TEXT PROVIDED:
────────────────────────────────────────

A friend engaged with me in armchair analysis over the phone asked if all the “whodunit” speculation on the Internet wasn’t common in Palestine, too. “Well, no, actually. There it’s usually pretty clear who’s responsible — it’s the Israelis.” Laughing for a moment in recognition of this obvious fact, she exclaimed, “But here it always ends up being the Israelis, too!” Eventually Hizballah did blame the bombing on Israel, insisting it was the Zionists who wanted to stir up trouble in Lebanon.

So far, there is otherwise a lot of pleading to avoid hasty conclusions, but fingers are nonetheless pointing at Bashar al-Asad’s regime or Hizballah or other Lebanese actors said to be in Syria’s pocket. Wisam al-Hasan had apparently gathered evidence that a former information minister, Michel Samaha, had plotted with Syria to stage other bombings. Immediately after the explosion, Prime Minister Najib Miqati called for a national unity government and Michel Aoun for wisdom. By the next day, Miqati was saying he would step down “sooner rather than later.”

The English-language press is particularly sure about what’s going on in “deeply fragile and sectarian Lebanon.”

────────────────────────────────────────

DATASET CONTENT:
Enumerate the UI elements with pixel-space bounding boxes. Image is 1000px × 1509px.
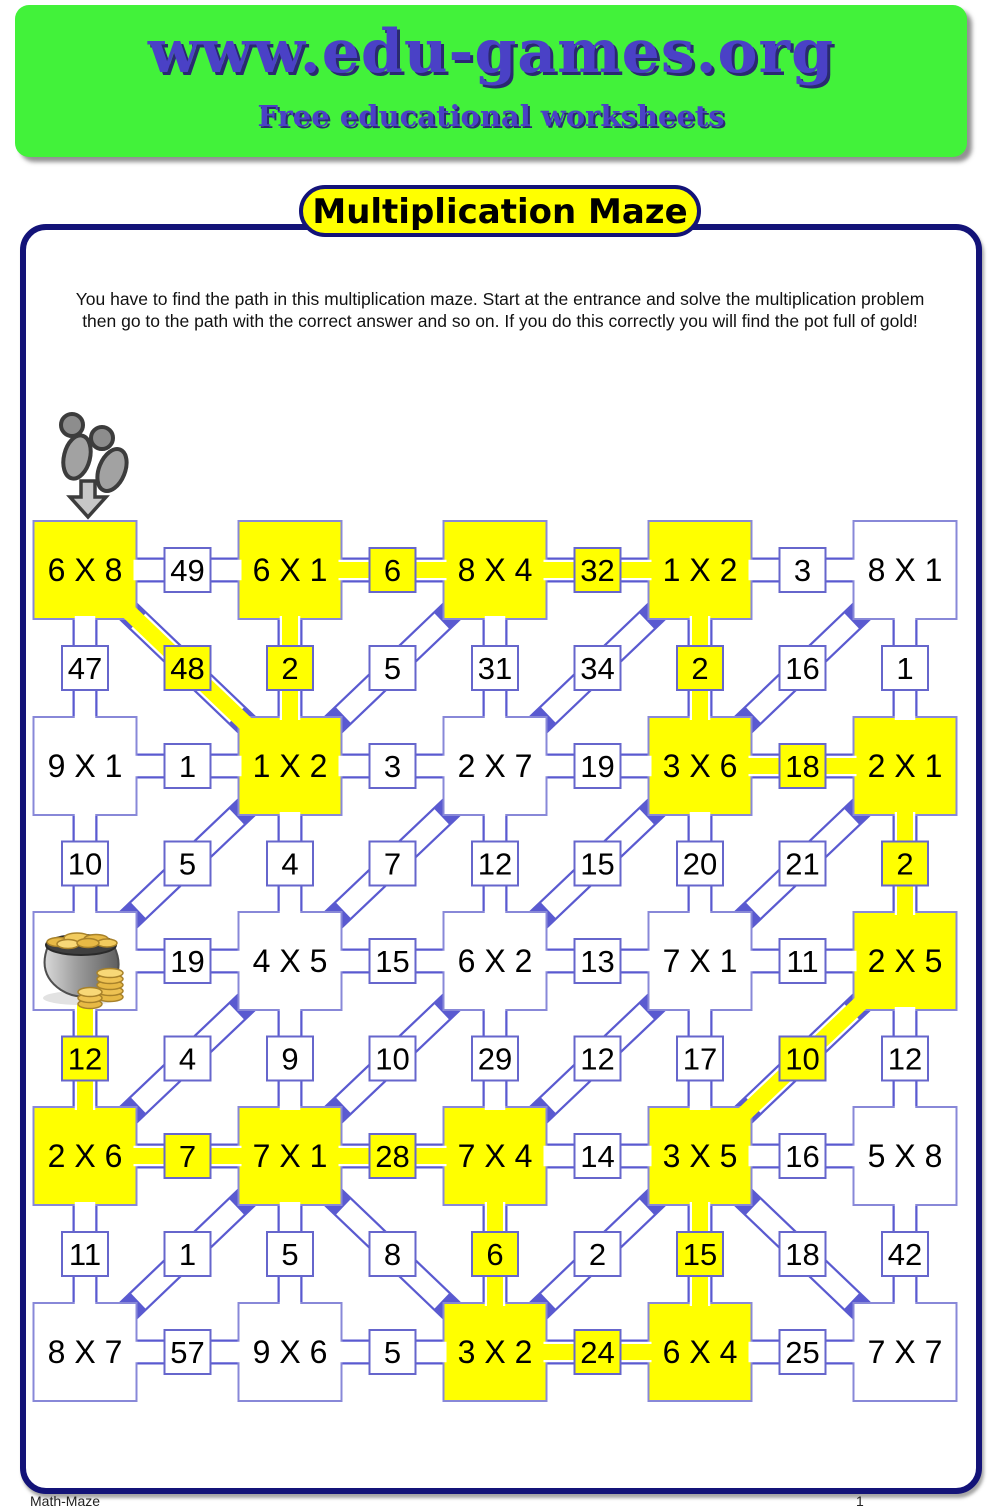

────────────────────────────────────────

GIVEN PROBLEM: Repeat word for word the part of the text about the bombing in Lebanon starting at "A friend engaged" and ending at "trouble in Lebanon.".

EXERCISE ANSWER:
A friend engaged with me in armchair analysis over the phone asked if all the “whodunit” speculation on the Internet wasn’t common in Palestine, too. “Well, no, actually. There it’s usually pretty clear who’s responsible — it’s the Israelis.” Laughing for a moment in recognition of this obvious fact, she exclaimed, “But here it always ends up being the Israelis, too!” Eventually Hizballah did blame the bombing on Israel, insisting it was the Zionists who wanted to stir up trouble in Lebanon.